### Job
Which lines hold the word "sälja"? Copy each of them from the material.

### Supplied data
──────

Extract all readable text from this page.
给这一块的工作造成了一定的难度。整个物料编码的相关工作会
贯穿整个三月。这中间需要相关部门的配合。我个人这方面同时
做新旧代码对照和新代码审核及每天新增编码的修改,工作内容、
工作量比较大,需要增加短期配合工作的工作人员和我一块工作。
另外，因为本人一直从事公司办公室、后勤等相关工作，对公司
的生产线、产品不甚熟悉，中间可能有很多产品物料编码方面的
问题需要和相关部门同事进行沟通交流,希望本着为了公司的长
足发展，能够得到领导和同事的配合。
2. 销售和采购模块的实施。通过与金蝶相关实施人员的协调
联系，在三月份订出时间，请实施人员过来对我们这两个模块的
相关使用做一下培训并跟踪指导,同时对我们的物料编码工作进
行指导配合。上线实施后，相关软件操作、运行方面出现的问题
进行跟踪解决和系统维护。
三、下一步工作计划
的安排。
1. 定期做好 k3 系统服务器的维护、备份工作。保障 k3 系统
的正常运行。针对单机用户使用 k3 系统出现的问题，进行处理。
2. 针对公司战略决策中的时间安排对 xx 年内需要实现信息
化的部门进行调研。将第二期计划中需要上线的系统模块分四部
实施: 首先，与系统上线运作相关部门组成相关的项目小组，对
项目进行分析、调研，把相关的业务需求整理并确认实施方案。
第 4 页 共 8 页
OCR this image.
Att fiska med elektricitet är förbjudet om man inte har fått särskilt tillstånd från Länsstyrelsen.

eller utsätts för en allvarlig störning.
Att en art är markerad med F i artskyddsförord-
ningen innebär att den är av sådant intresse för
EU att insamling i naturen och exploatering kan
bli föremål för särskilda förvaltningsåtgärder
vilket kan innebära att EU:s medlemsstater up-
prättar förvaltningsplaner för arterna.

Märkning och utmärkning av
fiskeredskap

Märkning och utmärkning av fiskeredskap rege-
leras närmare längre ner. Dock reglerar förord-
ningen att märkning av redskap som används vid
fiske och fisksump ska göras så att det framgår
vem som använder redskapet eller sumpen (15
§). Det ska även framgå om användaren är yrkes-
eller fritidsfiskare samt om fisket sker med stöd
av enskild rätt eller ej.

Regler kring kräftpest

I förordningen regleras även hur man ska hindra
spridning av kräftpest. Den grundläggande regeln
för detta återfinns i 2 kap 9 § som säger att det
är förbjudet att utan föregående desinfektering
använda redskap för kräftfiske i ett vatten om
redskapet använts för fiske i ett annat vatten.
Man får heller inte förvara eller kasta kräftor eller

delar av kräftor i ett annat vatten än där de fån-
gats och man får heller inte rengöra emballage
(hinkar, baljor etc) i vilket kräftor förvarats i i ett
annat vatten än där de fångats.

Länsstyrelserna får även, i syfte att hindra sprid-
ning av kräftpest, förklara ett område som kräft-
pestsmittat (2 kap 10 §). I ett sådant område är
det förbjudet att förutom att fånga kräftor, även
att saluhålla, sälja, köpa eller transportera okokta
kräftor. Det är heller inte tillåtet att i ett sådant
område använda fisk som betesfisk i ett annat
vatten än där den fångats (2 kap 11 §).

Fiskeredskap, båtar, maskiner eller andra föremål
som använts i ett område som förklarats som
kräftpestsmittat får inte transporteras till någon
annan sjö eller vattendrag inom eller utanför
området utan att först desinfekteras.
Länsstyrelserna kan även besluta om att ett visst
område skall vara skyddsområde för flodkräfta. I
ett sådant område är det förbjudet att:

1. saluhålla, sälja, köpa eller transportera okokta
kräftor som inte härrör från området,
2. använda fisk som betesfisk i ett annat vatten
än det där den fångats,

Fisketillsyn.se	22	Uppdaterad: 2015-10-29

──────

### Answer to this exercise
att saluhålla, sälja, köpa eller transportera okokta
1. saluhålla, sälja, köpa eller transportera okokta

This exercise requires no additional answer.